** START OF RAW DATA **

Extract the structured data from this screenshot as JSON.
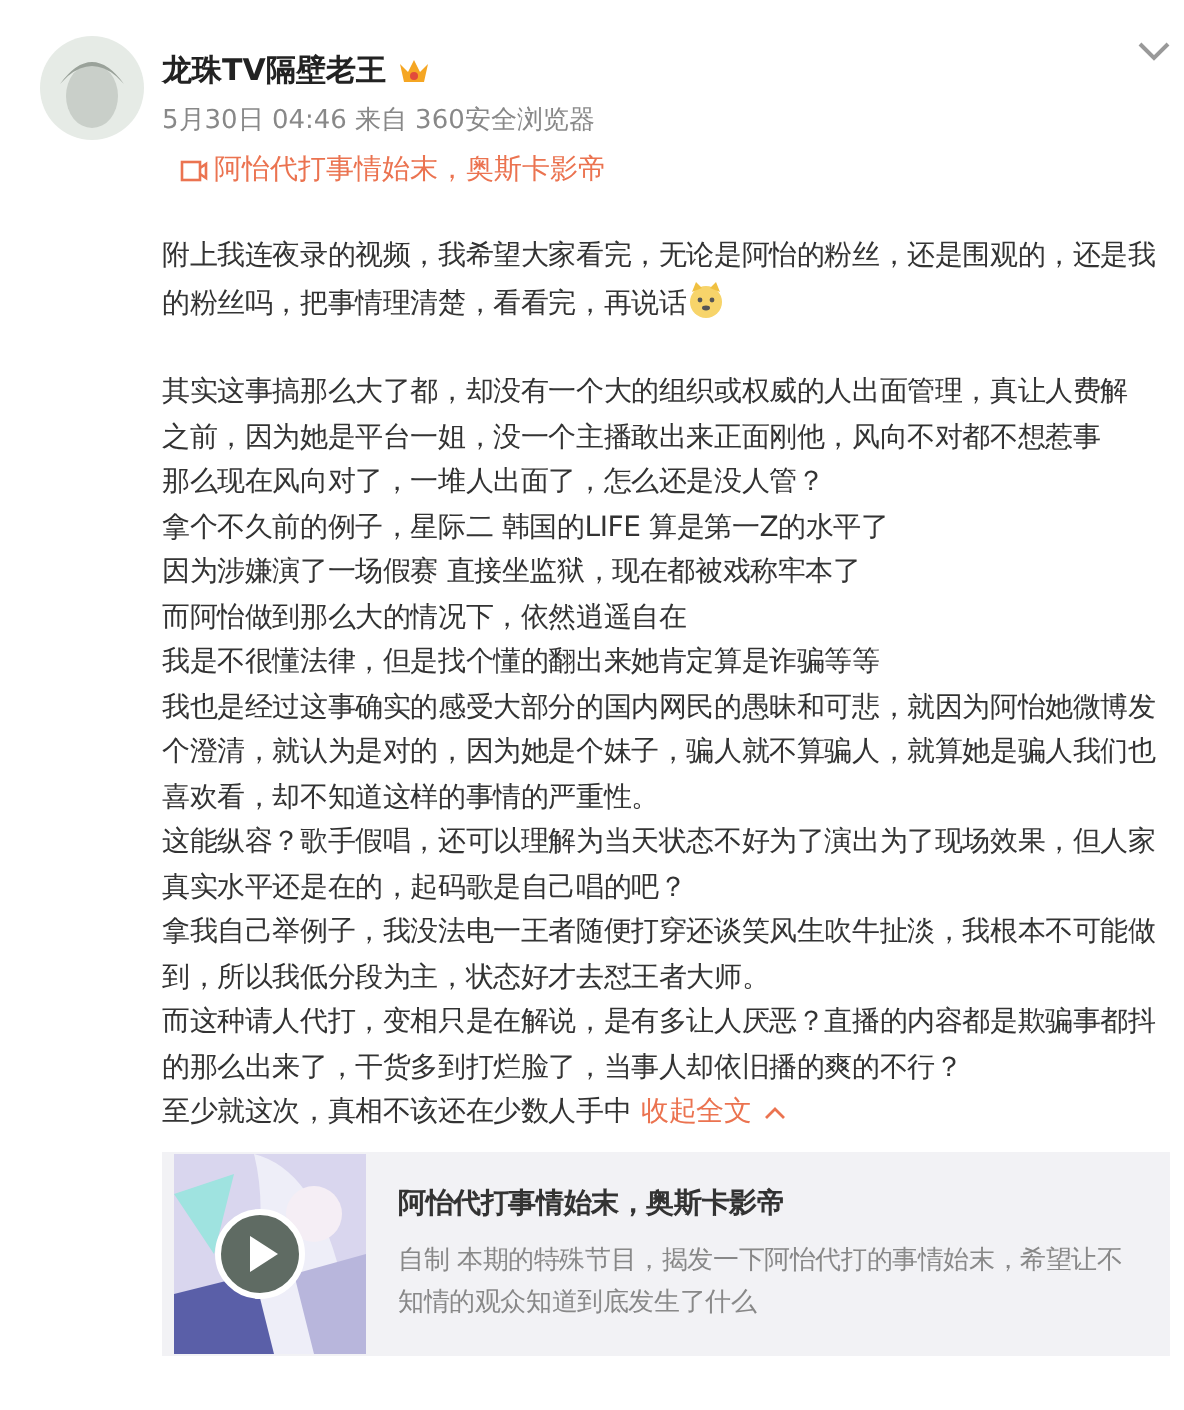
{
  "post": {
    "author": "龙珠TV隔壁老王",
    "time": "5月30日 04:46",
    "source": "来自 360安全浏览器",
    "video_link": "阿怡代打事情始末，奥斯卡影帝",
    "intro": "附上我连夜录的视频，我希望大家看完，无论是阿怡的粉丝，还是围观的，还是我的粉丝吗，把事情理清楚，看看完，再说话",
    "lines": [
      "其实这事搞那么大了都，却没有一个大的组织或权威的人出面管理，真让人费解",
      "之前，因为她是平台一姐，没一个主播敢出来正面刚他，风向不对都不想惹事",
      "那么现在风向对了，一堆人出面了，怎么还是没人管？",
      "拿个不久前的例子，星际二 韩国的LIFE 算是第一Z的水平了",
      "因为涉嫌演了一场假赛 直接坐监狱，现在都被戏称牢本了",
      "而阿怡做到那么大的情况下，依然逍遥自在",
      "我是不很懂法律，但是找个懂的翻出来她肯定算是诈骗等等",
      "我也是经过这事确实的感受大部分的国内网民的愚昧和可悲，就因为阿怡她微博发个澄清，就认为是对的，因为她是个妹子，骗人就不算骗人，就算她是骗人我们也喜欢看，却不知道这样的事情的严重性。",
      "这能纵容？歌手假唱，还可以理解为当天状态不好为了演出为了现场效果，但人家真实水平还是在的，起码歌是自己唱的吧？",
      "拿我自己举例子，我没法电一王者随便打穿还谈笑风生吹牛扯淡，我根本不可能做到，所以我低分段为主，状态好才去怼王者大师。",
      "而这种请人代打，变相只是在解说，是有多让人厌恶？直播的内容都是欺骗事都抖的那么出来了，干货多到打烂脸了，当事人却依旧播的爽的不行？",
      "至少就这次，真相不该还在少数人手中"
    ],
    "collapse_link": "收起全文",
    "card": {
      "title": "阿怡代打事情始末，奥斯卡影帝",
      "description": "自制 本期的特殊节目，揭发一下阿怡代打的事情始末，希望让不知情的观众知道到底发生了什么"
    }
  }
}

** END OF RAW DATA **

## WHAT THE EXERCISE ASKS
Output every entry verbatim. Pictures do not belong in the copy.

## COMPLETED EXERCISE
Extract the structured data from this screenshot as JSON.
{
  "post": {
    "author": "龙珠TV隔壁老王",
    "time": "5月30日 04:46",
    "source": "来自 360安全浏览器",
    "video_link": "阿怡代打事情始末，奥斯卡影帝",
    "intro": "附上我连夜录的视频，我希望大家看完，无论是阿怡的粉丝，还是围观的，还是我的粉丝吗，把事情理清楚，看看完，再说话",
    "lines": [
      "其实这事搞那么大了都，却没有一个大的组织或权威的人出面管理，真让人费解",
      "之前，因为她是平台一姐，没一个主播敢出来正面刚他，风向不对都不想惹事",
      "那么现在风向对了，一堆人出面了，怎么还是没人管？",
      "拿个不久前的例子，星际二 韩国的LIFE 算是第一Z的水平了",
      "因为涉嫌演了一场假赛 直接坐监狱，现在都被戏称牢本了",
      "而阿怡做到那么大的情况下，依然逍遥自在",
      "我是不很懂法律，但是找个懂的翻出来她肯定算是诈骗等等",
      "我也是经过这事确实的感受大部分的国内网民的愚昧和可悲，就因为阿怡她微博发个澄清，就认为是对的，因为她是个妹子，骗人就不算骗人，就算她是骗人我们也喜欢看，却不知道这样的事情的严重性。",
      "这能纵容？歌手假唱，还可以理解为当天状态不好为了演出为了现场效果，但人家真实水平还是在的，起码歌是自己唱的吧？",
      "拿我自己举例子，我没法电一王者随便打穿还谈笑风生吹牛扯淡，我根本不可能做到，所以我低分段为主，状态好才去怼王者大师。",
      "而这种请人代打，变相只是在解说，是有多让人厌恶？直播的内容都是欺骗事都抖的那么出来了，干货多到打烂脸了，当事人却依旧播的爽的不行？",
      "至少就这次，真相不该还在少数人手中"
    ],
    "collapse_link": "收起全文",
    "card": {
      "title": "阿怡代打事情始末，奥斯卡影帝",
      "description": "自制 本期的特殊节目，揭发一下阿怡代打的事情始末，希望让不知情的观众知道到底发生了什么"
    }
  }
}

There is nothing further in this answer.